DIRECTIVE: Locate the lines where "Получение" occurs and copy them as they stand.

- - -

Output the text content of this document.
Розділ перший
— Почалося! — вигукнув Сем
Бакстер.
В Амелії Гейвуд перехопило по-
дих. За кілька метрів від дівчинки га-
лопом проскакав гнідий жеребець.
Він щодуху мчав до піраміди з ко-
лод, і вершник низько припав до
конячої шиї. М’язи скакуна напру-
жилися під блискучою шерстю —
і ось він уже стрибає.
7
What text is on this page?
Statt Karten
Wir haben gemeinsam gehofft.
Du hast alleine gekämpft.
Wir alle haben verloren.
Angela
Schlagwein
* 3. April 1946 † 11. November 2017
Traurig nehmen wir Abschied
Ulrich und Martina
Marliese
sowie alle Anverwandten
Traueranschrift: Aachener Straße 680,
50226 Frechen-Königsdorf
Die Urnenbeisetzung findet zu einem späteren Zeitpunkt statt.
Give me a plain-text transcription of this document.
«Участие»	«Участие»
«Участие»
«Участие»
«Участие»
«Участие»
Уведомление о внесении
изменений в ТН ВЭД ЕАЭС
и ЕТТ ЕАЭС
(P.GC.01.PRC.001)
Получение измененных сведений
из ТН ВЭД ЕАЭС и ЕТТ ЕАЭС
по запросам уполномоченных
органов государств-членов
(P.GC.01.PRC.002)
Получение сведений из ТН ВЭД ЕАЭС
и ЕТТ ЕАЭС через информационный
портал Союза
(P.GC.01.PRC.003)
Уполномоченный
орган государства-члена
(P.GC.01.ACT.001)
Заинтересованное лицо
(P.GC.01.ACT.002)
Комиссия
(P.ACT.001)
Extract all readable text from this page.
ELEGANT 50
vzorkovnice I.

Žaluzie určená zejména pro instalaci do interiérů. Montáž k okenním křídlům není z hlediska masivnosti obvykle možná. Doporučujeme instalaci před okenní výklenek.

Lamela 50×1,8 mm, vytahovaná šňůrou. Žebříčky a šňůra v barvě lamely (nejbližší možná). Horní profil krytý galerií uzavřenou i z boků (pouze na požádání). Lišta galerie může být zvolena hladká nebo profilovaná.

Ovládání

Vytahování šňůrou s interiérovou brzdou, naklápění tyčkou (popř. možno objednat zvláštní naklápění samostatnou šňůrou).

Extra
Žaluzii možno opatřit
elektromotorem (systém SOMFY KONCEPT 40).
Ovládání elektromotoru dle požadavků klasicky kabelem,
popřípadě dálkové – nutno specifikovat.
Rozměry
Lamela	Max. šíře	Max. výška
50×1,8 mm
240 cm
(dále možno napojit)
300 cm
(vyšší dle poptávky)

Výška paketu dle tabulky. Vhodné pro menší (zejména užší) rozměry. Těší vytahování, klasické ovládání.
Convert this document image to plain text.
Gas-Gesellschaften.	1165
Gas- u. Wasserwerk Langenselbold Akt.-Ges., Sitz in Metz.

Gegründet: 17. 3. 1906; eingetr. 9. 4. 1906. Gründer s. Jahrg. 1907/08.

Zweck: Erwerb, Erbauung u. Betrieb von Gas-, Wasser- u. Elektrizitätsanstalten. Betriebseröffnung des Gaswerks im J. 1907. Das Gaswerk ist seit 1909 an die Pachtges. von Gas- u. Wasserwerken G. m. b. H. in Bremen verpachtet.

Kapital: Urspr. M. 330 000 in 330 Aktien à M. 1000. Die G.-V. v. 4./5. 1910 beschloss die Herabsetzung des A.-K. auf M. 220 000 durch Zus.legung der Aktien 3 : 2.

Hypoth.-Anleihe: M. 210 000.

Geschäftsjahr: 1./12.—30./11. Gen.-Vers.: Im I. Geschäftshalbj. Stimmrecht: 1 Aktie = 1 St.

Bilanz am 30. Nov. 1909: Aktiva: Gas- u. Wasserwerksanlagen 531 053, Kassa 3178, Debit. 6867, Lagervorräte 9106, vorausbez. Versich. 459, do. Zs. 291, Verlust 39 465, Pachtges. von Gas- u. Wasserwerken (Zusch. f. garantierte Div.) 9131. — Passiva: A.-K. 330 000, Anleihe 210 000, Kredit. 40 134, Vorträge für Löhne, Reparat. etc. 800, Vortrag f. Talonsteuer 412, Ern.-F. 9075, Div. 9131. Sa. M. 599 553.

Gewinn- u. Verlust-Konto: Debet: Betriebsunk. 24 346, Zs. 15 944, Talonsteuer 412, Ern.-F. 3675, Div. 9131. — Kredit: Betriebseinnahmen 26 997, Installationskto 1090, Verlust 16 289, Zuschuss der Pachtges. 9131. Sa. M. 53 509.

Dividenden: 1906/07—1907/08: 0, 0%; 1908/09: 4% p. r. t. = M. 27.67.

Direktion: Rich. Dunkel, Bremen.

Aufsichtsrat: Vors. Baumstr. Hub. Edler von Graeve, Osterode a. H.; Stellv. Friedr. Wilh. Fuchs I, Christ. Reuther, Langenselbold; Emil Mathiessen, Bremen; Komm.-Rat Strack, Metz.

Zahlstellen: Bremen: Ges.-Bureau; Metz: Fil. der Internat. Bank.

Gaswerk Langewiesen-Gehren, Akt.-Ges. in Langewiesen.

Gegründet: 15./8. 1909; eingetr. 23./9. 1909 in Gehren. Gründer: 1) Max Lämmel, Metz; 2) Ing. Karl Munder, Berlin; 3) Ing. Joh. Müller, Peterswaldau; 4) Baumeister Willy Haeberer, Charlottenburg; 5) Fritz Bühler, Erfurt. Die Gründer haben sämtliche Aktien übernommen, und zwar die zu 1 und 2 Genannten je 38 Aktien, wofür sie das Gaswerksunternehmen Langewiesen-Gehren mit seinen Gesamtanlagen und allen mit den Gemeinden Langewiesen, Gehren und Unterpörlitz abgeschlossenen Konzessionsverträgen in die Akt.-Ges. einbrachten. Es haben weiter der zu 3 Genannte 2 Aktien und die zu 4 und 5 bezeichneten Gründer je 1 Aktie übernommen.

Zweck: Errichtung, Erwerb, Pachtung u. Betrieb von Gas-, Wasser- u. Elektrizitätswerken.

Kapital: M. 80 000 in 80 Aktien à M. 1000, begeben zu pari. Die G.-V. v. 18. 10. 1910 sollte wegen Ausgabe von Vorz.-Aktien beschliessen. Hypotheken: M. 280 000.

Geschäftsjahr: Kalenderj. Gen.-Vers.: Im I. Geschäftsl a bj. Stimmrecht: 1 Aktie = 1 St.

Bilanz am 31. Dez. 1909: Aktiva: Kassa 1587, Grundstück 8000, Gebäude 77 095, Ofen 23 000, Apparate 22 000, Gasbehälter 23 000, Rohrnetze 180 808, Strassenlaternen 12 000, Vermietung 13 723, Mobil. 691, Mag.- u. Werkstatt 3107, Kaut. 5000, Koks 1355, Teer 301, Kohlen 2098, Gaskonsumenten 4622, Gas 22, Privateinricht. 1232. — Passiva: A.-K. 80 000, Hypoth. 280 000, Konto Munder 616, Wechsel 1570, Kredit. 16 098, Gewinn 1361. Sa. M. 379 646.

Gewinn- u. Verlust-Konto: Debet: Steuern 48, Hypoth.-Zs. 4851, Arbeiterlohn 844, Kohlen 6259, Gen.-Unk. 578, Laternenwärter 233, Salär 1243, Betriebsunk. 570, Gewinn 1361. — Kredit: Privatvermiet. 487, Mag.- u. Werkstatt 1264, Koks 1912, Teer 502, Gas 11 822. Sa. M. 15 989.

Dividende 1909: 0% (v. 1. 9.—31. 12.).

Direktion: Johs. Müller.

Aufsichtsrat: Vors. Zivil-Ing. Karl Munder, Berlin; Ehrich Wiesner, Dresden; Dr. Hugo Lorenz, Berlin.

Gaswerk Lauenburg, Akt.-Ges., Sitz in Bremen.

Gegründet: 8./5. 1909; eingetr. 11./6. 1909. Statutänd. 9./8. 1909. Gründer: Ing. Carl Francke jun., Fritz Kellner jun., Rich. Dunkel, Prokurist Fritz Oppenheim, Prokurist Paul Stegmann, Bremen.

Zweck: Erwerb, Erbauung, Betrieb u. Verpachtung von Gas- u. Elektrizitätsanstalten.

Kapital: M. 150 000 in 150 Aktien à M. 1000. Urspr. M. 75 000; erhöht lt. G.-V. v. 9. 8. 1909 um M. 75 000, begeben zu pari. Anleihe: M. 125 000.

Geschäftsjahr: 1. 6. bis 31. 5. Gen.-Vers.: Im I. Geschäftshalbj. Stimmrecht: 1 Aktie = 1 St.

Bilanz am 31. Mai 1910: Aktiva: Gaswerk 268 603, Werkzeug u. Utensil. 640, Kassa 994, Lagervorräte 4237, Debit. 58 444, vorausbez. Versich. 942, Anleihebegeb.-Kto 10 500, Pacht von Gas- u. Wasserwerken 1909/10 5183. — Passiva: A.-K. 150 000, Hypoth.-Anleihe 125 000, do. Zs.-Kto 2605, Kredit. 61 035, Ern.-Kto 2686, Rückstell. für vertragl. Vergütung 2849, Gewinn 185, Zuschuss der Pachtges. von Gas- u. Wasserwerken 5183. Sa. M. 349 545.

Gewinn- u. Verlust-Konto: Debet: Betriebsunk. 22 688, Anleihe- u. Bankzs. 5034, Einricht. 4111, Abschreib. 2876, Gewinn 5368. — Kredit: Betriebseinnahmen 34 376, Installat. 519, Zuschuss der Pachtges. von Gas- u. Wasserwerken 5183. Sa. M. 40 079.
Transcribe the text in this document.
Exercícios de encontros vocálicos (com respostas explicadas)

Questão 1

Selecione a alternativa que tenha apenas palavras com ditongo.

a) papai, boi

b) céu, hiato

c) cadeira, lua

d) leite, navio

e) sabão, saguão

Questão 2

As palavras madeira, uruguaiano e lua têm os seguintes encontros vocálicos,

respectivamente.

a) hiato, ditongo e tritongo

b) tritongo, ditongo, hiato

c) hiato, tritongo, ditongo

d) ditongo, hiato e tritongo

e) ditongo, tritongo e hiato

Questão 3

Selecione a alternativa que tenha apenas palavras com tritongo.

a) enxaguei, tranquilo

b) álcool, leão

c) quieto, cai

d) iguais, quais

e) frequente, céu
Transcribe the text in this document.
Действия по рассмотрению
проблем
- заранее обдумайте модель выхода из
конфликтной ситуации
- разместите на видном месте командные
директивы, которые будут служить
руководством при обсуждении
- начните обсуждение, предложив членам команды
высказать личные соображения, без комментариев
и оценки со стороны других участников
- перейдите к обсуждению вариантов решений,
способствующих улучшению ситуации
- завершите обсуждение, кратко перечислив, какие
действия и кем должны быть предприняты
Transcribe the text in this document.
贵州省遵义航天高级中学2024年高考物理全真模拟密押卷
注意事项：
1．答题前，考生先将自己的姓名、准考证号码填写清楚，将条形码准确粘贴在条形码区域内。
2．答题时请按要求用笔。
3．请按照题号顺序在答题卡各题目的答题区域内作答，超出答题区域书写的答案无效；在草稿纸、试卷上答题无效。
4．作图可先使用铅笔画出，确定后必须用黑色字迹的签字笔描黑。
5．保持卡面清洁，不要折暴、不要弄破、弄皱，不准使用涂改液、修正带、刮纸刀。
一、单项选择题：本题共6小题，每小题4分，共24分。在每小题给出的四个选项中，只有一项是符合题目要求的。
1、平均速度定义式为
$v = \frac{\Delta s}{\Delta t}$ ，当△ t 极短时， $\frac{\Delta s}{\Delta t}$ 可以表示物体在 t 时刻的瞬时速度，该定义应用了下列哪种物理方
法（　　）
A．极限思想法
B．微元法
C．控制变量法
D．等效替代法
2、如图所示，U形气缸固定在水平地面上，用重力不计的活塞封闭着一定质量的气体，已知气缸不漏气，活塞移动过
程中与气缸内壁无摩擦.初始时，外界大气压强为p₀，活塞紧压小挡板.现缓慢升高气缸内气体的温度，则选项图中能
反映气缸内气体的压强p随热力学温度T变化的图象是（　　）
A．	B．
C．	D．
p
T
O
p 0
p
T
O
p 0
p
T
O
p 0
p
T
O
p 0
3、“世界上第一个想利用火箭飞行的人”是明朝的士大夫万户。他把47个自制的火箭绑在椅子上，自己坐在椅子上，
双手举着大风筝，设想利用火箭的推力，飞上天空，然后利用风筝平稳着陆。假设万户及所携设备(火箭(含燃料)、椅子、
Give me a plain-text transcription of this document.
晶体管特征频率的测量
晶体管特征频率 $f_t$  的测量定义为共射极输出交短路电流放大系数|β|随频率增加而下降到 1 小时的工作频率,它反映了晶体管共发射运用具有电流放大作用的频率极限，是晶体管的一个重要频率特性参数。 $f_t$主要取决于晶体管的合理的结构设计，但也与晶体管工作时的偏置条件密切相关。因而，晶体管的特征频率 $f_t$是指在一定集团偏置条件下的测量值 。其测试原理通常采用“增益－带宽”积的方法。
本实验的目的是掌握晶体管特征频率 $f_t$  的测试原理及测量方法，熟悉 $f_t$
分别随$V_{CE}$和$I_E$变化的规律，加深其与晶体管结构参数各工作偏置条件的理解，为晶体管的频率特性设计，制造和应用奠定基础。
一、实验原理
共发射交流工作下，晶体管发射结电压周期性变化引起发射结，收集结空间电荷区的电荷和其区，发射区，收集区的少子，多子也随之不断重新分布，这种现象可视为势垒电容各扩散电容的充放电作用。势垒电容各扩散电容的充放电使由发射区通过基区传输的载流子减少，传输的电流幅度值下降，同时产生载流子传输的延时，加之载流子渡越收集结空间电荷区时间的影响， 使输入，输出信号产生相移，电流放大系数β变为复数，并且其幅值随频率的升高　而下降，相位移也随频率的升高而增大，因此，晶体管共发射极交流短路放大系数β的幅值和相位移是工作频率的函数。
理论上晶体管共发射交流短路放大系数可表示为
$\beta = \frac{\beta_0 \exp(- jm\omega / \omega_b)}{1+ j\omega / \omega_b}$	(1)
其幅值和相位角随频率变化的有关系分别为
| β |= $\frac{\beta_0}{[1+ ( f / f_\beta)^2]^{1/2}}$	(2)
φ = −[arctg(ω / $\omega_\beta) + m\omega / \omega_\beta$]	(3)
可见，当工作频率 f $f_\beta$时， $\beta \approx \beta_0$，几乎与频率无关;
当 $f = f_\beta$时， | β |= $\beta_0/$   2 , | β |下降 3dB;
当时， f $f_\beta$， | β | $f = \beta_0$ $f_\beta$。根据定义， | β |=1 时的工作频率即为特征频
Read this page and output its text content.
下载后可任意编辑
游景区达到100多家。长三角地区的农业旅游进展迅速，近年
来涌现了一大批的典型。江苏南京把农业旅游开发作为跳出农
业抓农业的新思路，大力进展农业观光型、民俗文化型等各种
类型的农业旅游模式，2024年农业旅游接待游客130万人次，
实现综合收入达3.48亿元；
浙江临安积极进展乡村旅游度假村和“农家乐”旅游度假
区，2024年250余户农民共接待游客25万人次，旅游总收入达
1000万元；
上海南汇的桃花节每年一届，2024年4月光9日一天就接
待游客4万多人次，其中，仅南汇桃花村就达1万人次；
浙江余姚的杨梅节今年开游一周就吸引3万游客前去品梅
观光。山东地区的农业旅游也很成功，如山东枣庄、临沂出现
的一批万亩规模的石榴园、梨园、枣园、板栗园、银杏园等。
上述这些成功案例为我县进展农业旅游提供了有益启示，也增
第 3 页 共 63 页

- - -

EXERCISE OUTPUT:
Получение измененных сведений
Получение сведений из ТН ВЭД ЕАЭС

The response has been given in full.